GIVEN RECORDS ::
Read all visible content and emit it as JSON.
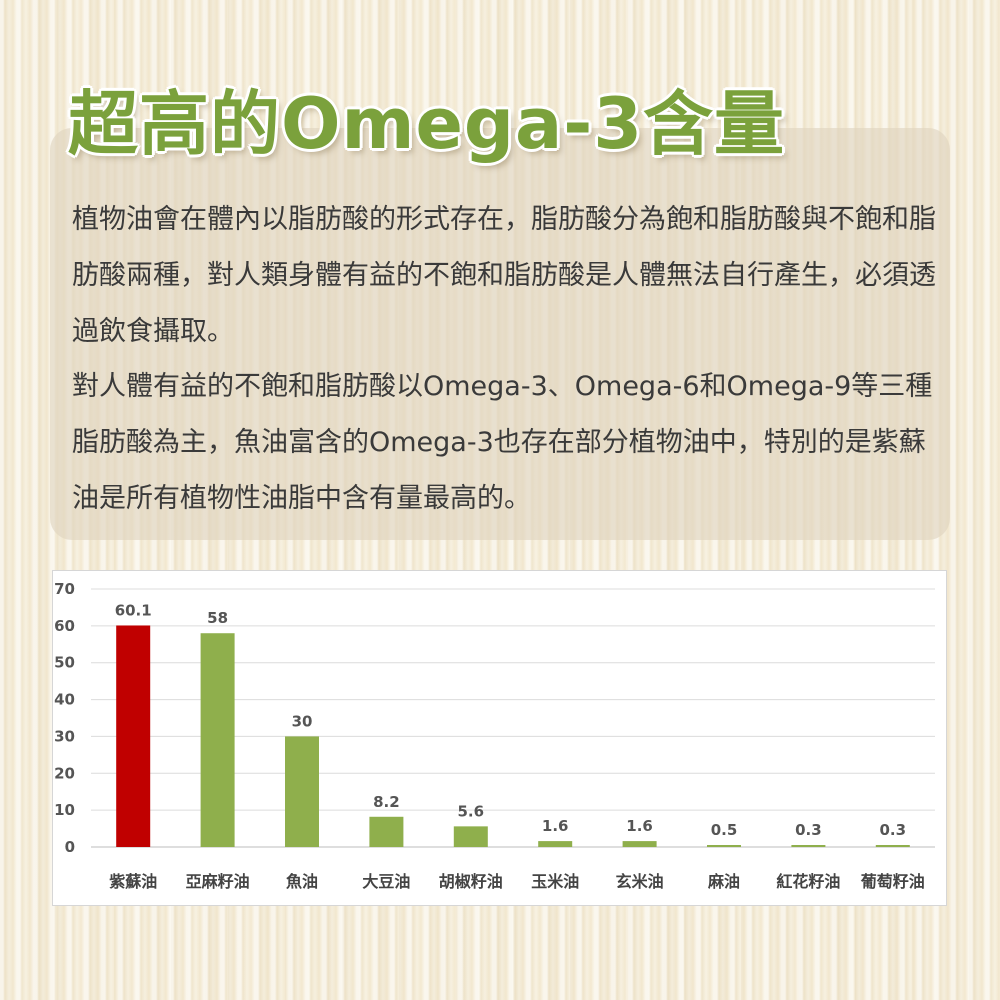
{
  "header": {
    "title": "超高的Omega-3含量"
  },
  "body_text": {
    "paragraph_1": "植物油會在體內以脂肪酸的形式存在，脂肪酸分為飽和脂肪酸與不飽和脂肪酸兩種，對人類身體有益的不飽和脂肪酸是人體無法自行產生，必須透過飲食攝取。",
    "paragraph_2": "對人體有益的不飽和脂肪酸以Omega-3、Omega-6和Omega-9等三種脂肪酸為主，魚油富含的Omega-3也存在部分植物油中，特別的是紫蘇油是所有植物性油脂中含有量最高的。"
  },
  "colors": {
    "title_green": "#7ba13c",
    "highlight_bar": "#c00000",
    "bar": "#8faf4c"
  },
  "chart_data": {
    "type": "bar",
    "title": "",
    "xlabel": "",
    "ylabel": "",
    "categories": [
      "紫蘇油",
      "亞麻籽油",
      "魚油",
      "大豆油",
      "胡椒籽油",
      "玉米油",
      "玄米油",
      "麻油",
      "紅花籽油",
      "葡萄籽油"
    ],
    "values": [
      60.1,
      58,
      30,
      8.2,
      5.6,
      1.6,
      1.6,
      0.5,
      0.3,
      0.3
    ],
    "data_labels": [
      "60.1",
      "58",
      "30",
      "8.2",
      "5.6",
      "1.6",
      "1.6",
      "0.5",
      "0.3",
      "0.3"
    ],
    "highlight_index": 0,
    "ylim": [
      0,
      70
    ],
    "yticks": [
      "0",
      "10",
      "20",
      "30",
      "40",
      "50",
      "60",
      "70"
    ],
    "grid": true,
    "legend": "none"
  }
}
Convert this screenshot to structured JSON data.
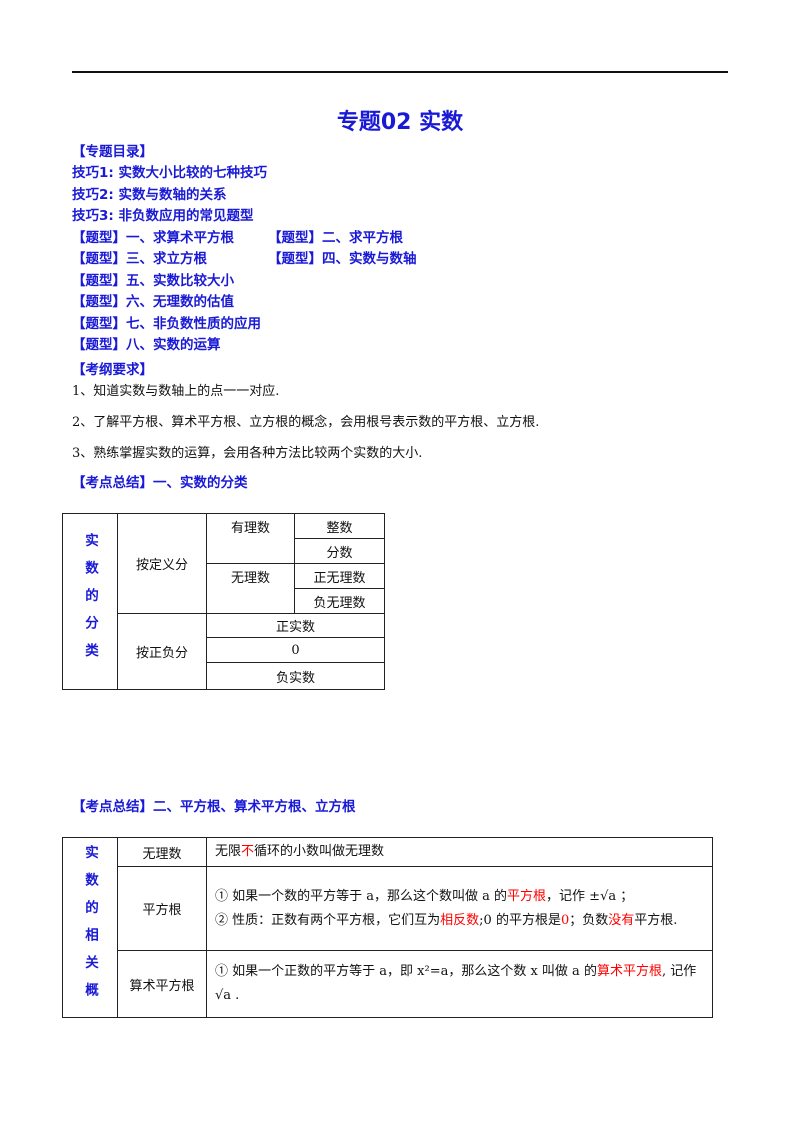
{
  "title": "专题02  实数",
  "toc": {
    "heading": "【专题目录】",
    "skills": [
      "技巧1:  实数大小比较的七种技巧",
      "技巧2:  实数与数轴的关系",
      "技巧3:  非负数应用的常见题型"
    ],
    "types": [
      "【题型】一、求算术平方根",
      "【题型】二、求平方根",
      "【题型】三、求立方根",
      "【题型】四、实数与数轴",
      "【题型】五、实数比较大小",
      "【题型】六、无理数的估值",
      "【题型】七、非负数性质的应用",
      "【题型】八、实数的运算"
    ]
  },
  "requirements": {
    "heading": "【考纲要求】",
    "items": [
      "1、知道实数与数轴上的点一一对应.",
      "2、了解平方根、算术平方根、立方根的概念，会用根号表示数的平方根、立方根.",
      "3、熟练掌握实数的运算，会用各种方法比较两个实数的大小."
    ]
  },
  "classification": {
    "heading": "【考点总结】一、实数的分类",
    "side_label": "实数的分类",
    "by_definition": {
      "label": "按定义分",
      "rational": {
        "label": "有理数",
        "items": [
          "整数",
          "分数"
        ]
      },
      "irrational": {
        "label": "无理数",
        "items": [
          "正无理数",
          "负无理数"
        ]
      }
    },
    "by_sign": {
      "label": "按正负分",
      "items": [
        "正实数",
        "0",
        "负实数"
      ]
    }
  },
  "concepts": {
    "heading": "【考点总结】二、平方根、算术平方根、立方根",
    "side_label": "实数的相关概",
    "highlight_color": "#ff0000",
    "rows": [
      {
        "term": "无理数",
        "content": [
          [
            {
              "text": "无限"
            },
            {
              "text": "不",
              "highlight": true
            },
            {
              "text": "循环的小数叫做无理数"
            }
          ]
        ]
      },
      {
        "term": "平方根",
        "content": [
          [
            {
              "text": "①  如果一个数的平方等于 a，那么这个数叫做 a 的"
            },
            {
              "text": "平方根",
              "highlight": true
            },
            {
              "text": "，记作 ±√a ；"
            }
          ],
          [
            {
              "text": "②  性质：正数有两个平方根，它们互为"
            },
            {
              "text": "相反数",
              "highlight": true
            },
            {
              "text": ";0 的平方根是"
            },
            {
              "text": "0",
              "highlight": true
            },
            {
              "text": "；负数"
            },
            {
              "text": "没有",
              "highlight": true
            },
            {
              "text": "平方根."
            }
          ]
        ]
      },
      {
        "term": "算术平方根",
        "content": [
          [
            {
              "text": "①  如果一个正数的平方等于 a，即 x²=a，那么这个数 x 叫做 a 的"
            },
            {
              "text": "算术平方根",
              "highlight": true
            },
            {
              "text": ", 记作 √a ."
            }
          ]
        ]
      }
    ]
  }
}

YOUR GOAL ::
Without the pictures, extract every entry verbatim.

RESPONSE ::
Read all visible content and emit it as JSON.
{
  "header": {
    "title": "超高的Omega-3含量"
  },
  "body_text": {
    "paragraph_1": "植物油會在體內以脂肪酸的形式存在，脂肪酸分為飽和脂肪酸與不飽和脂肪酸兩種，對人類身體有益的不飽和脂肪酸是人體無法自行產生，必須透過飲食攝取。",
    "paragraph_2": "對人體有益的不飽和脂肪酸以Omega-3、Omega-6和Omega-9等三種脂肪酸為主，魚油富含的Omega-3也存在部分植物油中，特別的是紫蘇油是所有植物性油脂中含有量最高的。"
  },
  "colors": {
    "title_green": "#7ba13c",
    "highlight_bar": "#c00000",
    "bar": "#8faf4c"
  },
  "chart_data": {
    "type": "bar",
    "title": "",
    "xlabel": "",
    "ylabel": "",
    "categories": [
      "紫蘇油",
      "亞麻籽油",
      "魚油",
      "大豆油",
      "胡椒籽油",
      "玉米油",
      "玄米油",
      "麻油",
      "紅花籽油",
      "葡萄籽油"
    ],
    "values": [
      60.1,
      58,
      30,
      8.2,
      5.6,
      1.6,
      1.6,
      0.5,
      0.3,
      0.3
    ],
    "data_labels": [
      "60.1",
      "58",
      "30",
      "8.2",
      "5.6",
      "1.6",
      "1.6",
      "0.5",
      "0.3",
      "0.3"
    ],
    "highlight_index": 0,
    "ylim": [
      0,
      70
    ],
    "yticks": [
      "0",
      "10",
      "20",
      "30",
      "40",
      "50",
      "60",
      "70"
    ],
    "grid": true,
    "legend": "none"
  }
}
Convert this screenshot to structured JSON data.
{
  "title": "专题02  实数",
  "toc": {
    "heading": "【专题目录】",
    "skills": [
      "技巧1:  实数大小比较的七种技巧",
      "技巧2:  实数与数轴的关系",
      "技巧3:  非负数应用的常见题型"
    ],
    "types": [
      "【题型】一、求算术平方根",
      "【题型】二、求平方根",
      "【题型】三、求立方根",
      "【题型】四、实数与数轴",
      "【题型】五、实数比较大小",
      "【题型】六、无理数的估值",
      "【题型】七、非负数性质的应用",
      "【题型】八、实数的运算"
    ]
  },
  "requirements": {
    "heading": "【考纲要求】",
    "items": [
      "1、知道实数与数轴上的点一一对应.",
      "2、了解平方根、算术平方根、立方根的概念，会用根号表示数的平方根、立方根.",
      "3、熟练掌握实数的运算，会用各种方法比较两个实数的大小."
    ]
  },
  "classification": {
    "heading": "【考点总结】一、实数的分类",
    "side_label": "实数的分类",
    "by_definition": {
      "label": "按定义分",
      "rational": {
        "label": "有理数",
        "items": [
          "整数",
          "分数"
        ]
      },
      "irrational": {
        "label": "无理数",
        "items": [
          "正无理数",
          "负无理数"
        ]
      }
    },
    "by_sign": {
      "label": "按正负分",
      "items": [
        "正实数",
        "0",
        "负实数"
      ]
    }
  },
  "concepts": {
    "heading": "【考点总结】二、平方根、算术平方根、立方根",
    "side_label": "实数的相关概",
    "highlight_color": "#ff0000",
    "rows": [
      {
        "term": "无理数",
        "content": [
          [
            {
              "text": "无限"
            },
            {
              "text": "不",
              "highlight": true
            },
            {
              "text": "循环的小数叫做无理数"
            }
          ]
        ]
      },
      {
        "term": "平方根",
        "content": [
          [
            {
              "text": "①  如果一个数的平方等于 a，那么这个数叫做 a 的"
            },
            {
              "text": "平方根",
              "highlight": true
            },
            {
              "text": "，记作 ±√a ；"
            }
          ],
          [
            {
              "text": "②  性质：正数有两个平方根，它们互为"
            },
            {
              "text": "相反数",
              "highlight": true
            },
            {
              "text": ";0 的平方根是"
            },
            {
              "text": "0",
              "highlight": true
            },
            {
              "text": "；负数"
            },
            {
              "text": "没有",
              "highlight": true
            },
            {
              "text": "平方根."
            }
          ]
        ]
      },
      {
        "term": "算术平方根",
        "content": [
          [
            {
              "text": "①  如果一个正数的平方等于 a，即 x²=a，那么这个数 x 叫做 a 的"
            },
            {
              "text": "算术平方根",
              "highlight": true
            },
            {
              "text": ", 记作 √a ."
            }
          ]
        ]
      }
    ]
  }
}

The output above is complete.